» The request:
Whenever a line below holds the word "Information", copy that line.

» Extracted entries:
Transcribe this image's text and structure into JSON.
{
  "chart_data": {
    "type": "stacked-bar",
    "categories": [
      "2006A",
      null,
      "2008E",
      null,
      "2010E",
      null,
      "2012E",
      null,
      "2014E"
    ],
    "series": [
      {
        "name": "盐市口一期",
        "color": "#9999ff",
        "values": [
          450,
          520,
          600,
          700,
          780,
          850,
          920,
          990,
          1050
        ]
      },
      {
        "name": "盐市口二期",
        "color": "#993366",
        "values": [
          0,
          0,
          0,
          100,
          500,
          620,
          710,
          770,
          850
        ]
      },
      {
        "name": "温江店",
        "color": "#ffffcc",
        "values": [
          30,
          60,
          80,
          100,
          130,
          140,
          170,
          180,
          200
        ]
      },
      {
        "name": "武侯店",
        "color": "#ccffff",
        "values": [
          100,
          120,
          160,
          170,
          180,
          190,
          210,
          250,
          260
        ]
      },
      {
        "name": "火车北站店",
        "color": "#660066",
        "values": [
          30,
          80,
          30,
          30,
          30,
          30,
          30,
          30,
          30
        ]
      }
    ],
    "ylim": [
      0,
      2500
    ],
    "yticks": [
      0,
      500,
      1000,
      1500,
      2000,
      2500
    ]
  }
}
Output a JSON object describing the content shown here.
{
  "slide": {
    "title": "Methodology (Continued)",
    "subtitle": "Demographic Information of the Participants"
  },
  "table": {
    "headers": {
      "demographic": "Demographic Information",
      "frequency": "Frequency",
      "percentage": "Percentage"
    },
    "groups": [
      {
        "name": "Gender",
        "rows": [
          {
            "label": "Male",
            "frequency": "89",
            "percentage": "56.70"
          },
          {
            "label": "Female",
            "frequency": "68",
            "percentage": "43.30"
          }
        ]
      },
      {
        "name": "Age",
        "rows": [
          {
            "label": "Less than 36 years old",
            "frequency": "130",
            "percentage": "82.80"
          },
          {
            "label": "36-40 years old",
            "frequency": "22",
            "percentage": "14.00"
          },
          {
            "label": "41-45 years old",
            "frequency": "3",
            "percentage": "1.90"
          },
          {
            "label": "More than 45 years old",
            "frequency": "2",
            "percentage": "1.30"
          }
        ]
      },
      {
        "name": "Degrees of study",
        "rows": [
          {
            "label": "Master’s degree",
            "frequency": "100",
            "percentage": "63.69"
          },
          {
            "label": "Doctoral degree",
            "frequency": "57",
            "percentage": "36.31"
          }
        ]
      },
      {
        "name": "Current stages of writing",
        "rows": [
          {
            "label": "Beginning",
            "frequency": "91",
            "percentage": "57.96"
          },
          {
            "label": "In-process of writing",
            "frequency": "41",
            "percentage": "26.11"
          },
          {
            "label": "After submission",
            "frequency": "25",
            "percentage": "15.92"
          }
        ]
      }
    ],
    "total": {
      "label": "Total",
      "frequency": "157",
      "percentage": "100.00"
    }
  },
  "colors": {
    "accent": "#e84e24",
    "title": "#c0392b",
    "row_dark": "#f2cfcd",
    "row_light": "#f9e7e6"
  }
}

» Result of this exercise:
    "subtitle": "Demographic Information of the Participants"
      "demographic": "Demographic Information",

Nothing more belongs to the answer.